#### Stated goal:
Look through the listing and locate every line containing the word "page"; copy those lines.

Collected data:
──────────

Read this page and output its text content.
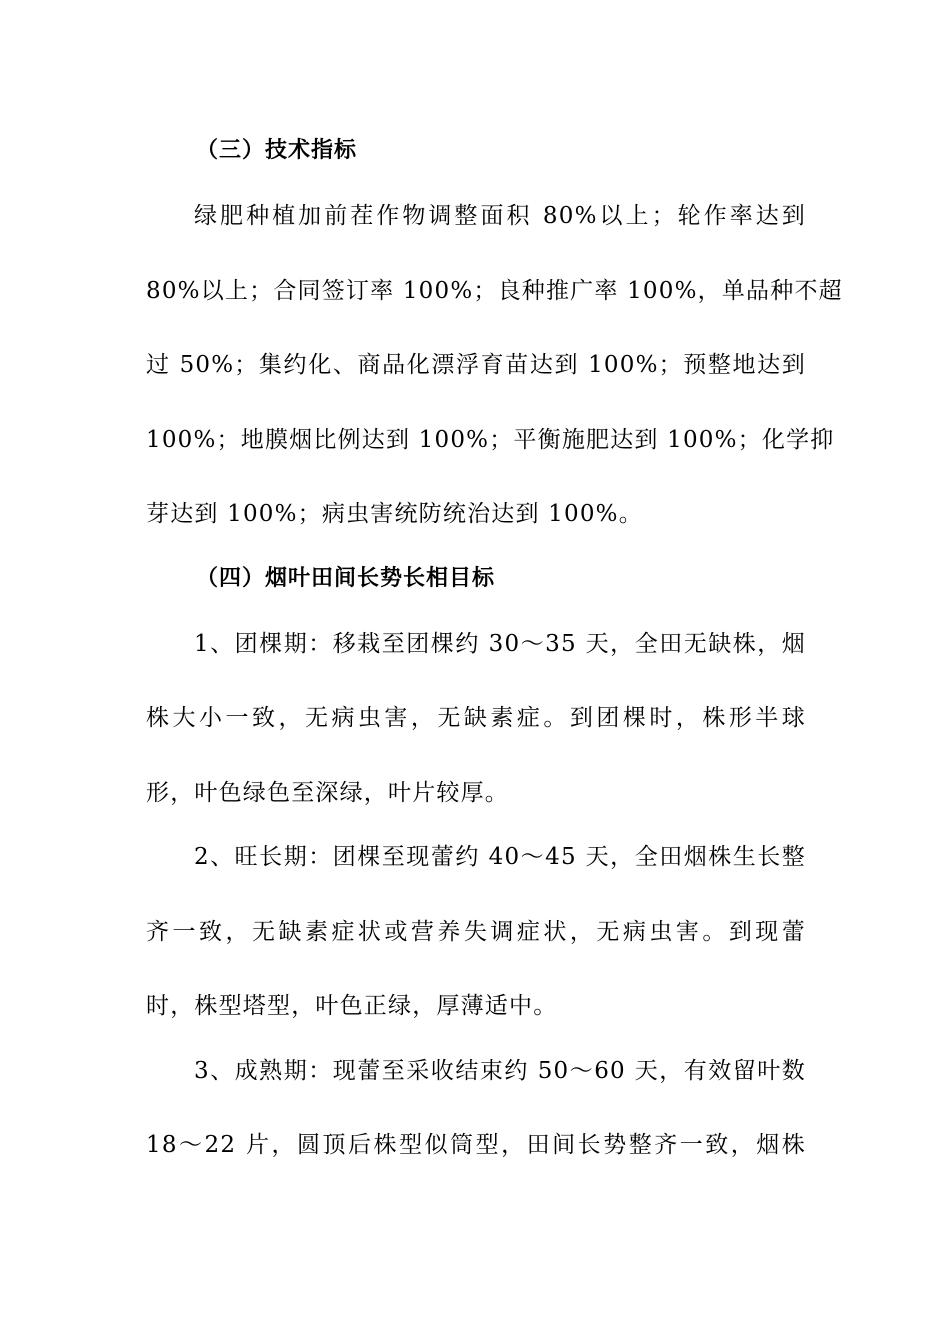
（三）技术指标
绿肥种植加前茬作物调整面积 80%以上；轮作率达到
80%以上；合同签订率 100%；良种推广率 100%，单品种不超
过 50%；集约化、商品化漂浮育苗达到 100%；预整地达到
100%；地膜烟比例达到 100%；平衡施肥达到 100%；化学抑
芽达到 100%；病虫害统防统治达到 100%。
（四）烟叶田间长势长相目标
1、团棵期：移栽至团棵约 30～35 天，全田无缺株，烟
株大小一致，无病虫害，无缺素症。到团棵时，株形半球
形，叶色绿色至深绿，叶片较厚。
2、旺长期：团棵至现蕾约 40～45 天，全田烟株生长整
齐一致，无缺素症状或营养失调症状，无病虫害。到现蕾
时，株型塔型，叶色正绿，厚薄适中。
3、成熟期：现蕾至采收结束约 50～60 天，有效留叶数
18～22 片，圆顶后株型似筒型，田间长势整齐一致，烟株
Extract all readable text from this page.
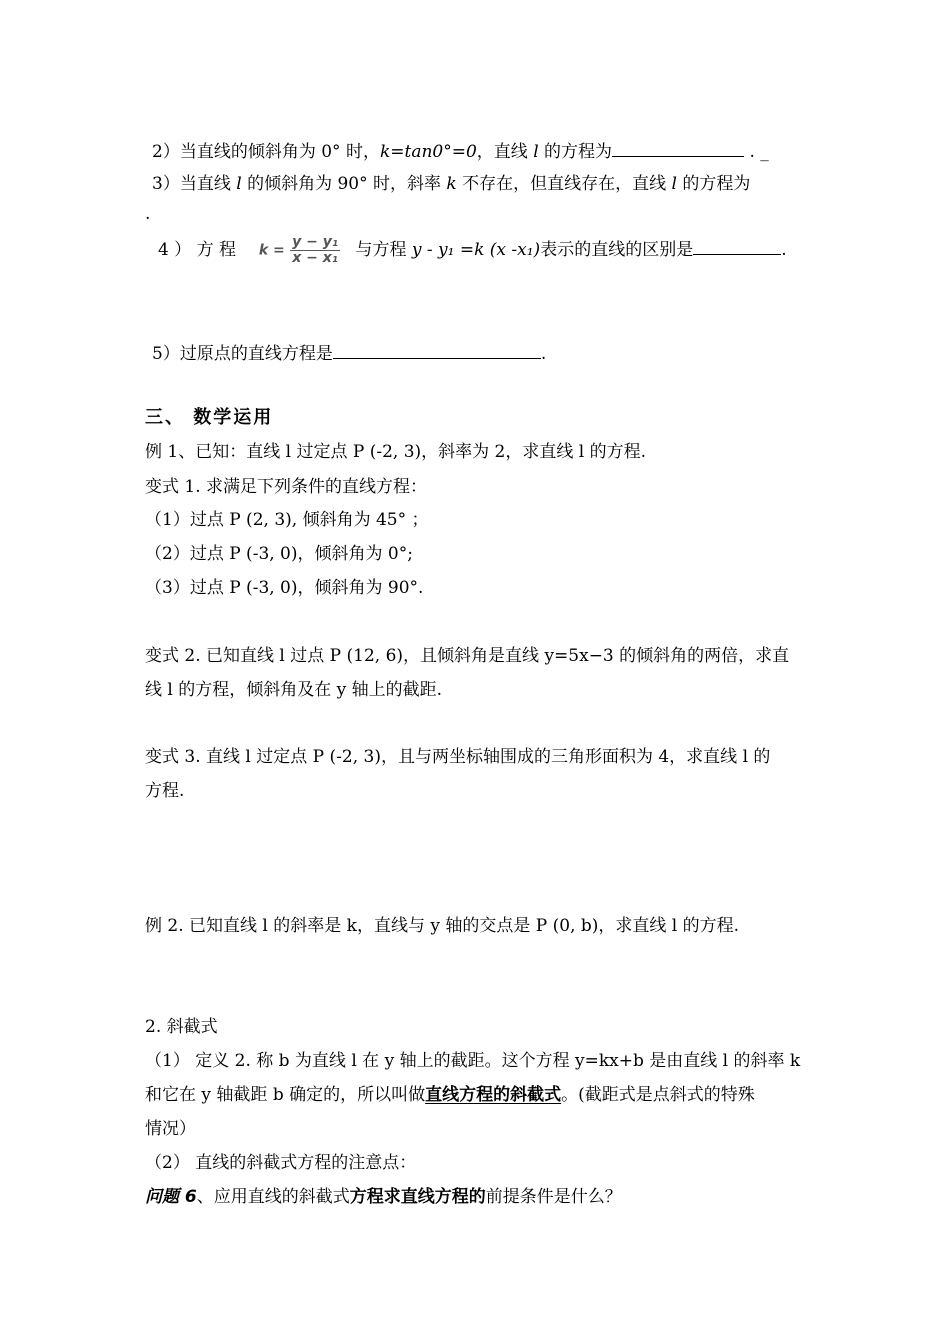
2）当直线的倾斜角为 0° 时，k=tan0°=0，直线 l 的方程为	. _
3）当直线 l 的倾斜角为 90° 时，斜率 k 不存在，但直线存在，直线 l 的方程为
.
4 ） 方 程 $k = \frac{\text{y − y₁}}{\text{x − x₁}}$ 与方程 y - y₁ =k (x -x₁)表示的直线的区别是	.
5）过原点的直线方程是	.
三、 数学运用
例 1、已知：直线 l 过定点 P (-2, 3)，斜率为 2，求直线 l 的方程.
变式 1. 求满足下列条件的直线方程：
（1）过点 P (2, 3), 倾斜角为 45° ；
（2）过点 P (-3, 0)，倾斜角为 0°;
（3）过点 P (-3, 0)，倾斜角为 90°.
变式 2. 已知直线 l 过点 P (12, 6)，且倾斜角是直线 y=5x−3 的倾斜角的两倍，求直
线 l 的方程，倾斜角及在 y 轴上的截距.
变式 3. 直线 l 过定点 P (-2, 3)，且与两坐标轴围成的三角形面积为 4，求直线 l 的
方程.
例 2. 已知直线 l 的斜率是 k，直线与 y 轴的交点是 P (0, b)，求直线 l 的方程.
2. 斜截式
（1） 定义 2. 称 b 为直线 l 在 y 轴上的截距。这个方程 y=kx+b 是由直线 l 的斜率 k
和它在 y 轴截距 b 确定的，所以叫做直线方程的斜截式。(截距式是点斜式的特殊
情况）
（2） 直线的斜截式方程的注意点：
问题 6、应用直线的斜截式方程求直线方程的前提条件是什么？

──────────

#### Answer to this problem:
Read this page and output its text content.
Extract all readable text from this page.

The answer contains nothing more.